--- begin RECORDS SHOWN ---
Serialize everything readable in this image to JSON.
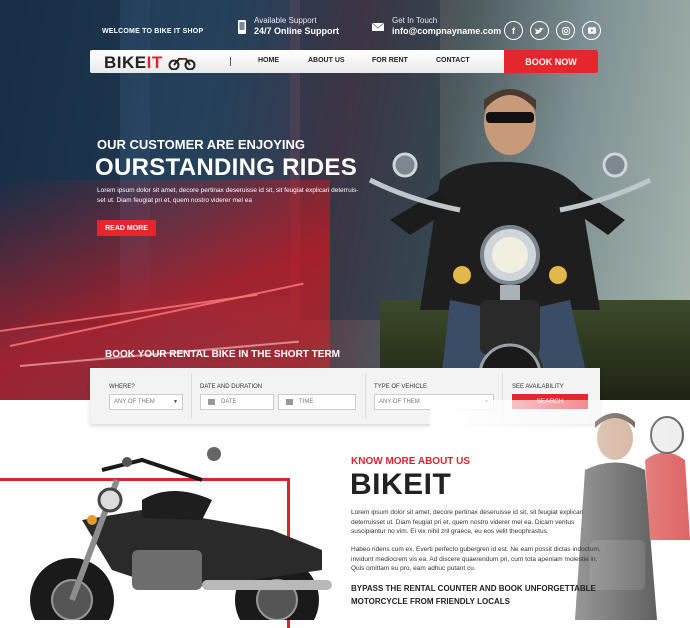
{
  "topbar": {
    "welcome": "WELCOME TO BIKE IT SHOP",
    "support_small": "Available Support",
    "support_big": "24/7 Online Support",
    "touch_small": "Get In Touch",
    "touch_big": "info@compnayname.com",
    "social_icons": [
      "facebook-icon",
      "twitter-icon",
      "instagram-icon",
      "youtube-icon"
    ]
  },
  "nav": {
    "logo_main": "BIKE",
    "logo_accent": "IT",
    "items": [
      "HOME",
      "ABOUT US",
      "FOR RENT",
      "CONTACT"
    ],
    "book_now": "BOOK NOW"
  },
  "hero": {
    "subtitle": "OUR CUSTOMER ARE ENJOYING",
    "title": "OURSTANDING RIDES",
    "description": "Lorem ipsum dolor sit amet, decore pertinax deseruisse id sit, sit feugiat explicari deterruis-set ut. Diam feugiat pri et, quem nostro viderer mel ea",
    "read_more": "READ MORE",
    "rent_title": "BOOK YOUR RENTAL BIKE IN THE SHORT TERM"
  },
  "search": {
    "where_label": "WHERE?",
    "where_value": "ANY OF THEM",
    "date_label": "DATE AND DURATION",
    "date_placeholder": "DATE",
    "time_placeholder": "TIME",
    "type_label": "TYPE OF VEHICLE",
    "type_value": "ANY OF THEM",
    "avail_label": "SEE AVAILABILITY",
    "search_button": "SEARCH"
  },
  "about": {
    "kicker": "KNOW MORE ABOUT US",
    "title": "BIKEIT",
    "para1": "Lorem ipsum dolor sit amet, decore pertinax deseruisse id sit, sit feugiat explicari deterruisset ut. Diam feugiat pri et, quem nostro viderer mel ea. Dicam veritus suscipiantur no vim. Ei vix nihil zril graece, eu eos velit theophrastus.",
    "para2": "Habeo ridens cum ex. Everti perfecto gubergren id est. Ne eam possit dictas indoctum, invidunt mediocrem vis ea. Ad discere quaerendum pri, cum tota apeniam molestie in. Quis omittam eu pro, eam adhuc putant cu.",
    "bypass": "BYPASS THE RENTAL COUNTER AND BOOK UNFORGETTABLE MOTORCYCLE FROM FRIENDLY LOCALS"
  },
  "colors": {
    "accent": "#e5262d",
    "dark": "#222222"
  }
}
--- end RECORDS SHOWN ---
WHAT YOU NEED TO DO: Repeat the lines above exactly, and keep every picture out.

EXERCISE RESULT:
Serialize everything readable in this image to JSON.
{
  "topbar": {
    "welcome": "WELCOME TO BIKE IT SHOP",
    "support_small": "Available Support",
    "support_big": "24/7 Online Support",
    "touch_small": "Get In Touch",
    "touch_big": "info@compnayname.com",
    "social_icons": [
      "facebook-icon",
      "twitter-icon",
      "instagram-icon",
      "youtube-icon"
    ]
  },
  "nav": {
    "logo_main": "BIKE",
    "logo_accent": "IT",
    "items": [
      "HOME",
      "ABOUT US",
      "FOR RENT",
      "CONTACT"
    ],
    "book_now": "BOOK NOW"
  },
  "hero": {
    "subtitle": "OUR CUSTOMER ARE ENJOYING",
    "title": "OURSTANDING RIDES",
    "description": "Lorem ipsum dolor sit amet, decore pertinax deseruisse id sit, sit feugiat explicari deterruis-set ut. Diam feugiat pri et, quem nostro viderer mel ea",
    "read_more": "READ MORE",
    "rent_title": "BOOK YOUR RENTAL BIKE IN THE SHORT TERM"
  },
  "search": {
    "where_label": "WHERE?",
    "where_value": "ANY OF THEM",
    "date_label": "DATE AND DURATION",
    "date_placeholder": "DATE",
    "time_placeholder": "TIME",
    "type_label": "TYPE OF VEHICLE",
    "type_value": "ANY OF THEM",
    "avail_label": "SEE AVAILABILITY",
    "search_button": "SEARCH"
  },
  "about": {
    "kicker": "KNOW MORE ABOUT US",
    "title": "BIKEIT",
    "para1": "Lorem ipsum dolor sit amet, decore pertinax deseruisse id sit, sit feugiat explicari deterruisset ut. Diam feugiat pri et, quem nostro viderer mel ea. Dicam veritus suscipiantur no vim. Ei vix nihil zril graece, eu eos velit theophrastus.",
    "para2": "Habeo ridens cum ex. Everti perfecto gubergren id est. Ne eam possit dictas indoctum, invidunt mediocrem vis ea. Ad discere quaerendum pri, cum tota apeniam molestie in. Quis omittam eu pro, eam adhuc putant cu.",
    "bypass": "BYPASS THE RENTAL COUNTER AND BOOK UNFORGETTABLE MOTORCYCLE FROM FRIENDLY LOCALS"
  },
  "colors": {
    "accent": "#e5262d",
    "dark": "#222222"
  }
}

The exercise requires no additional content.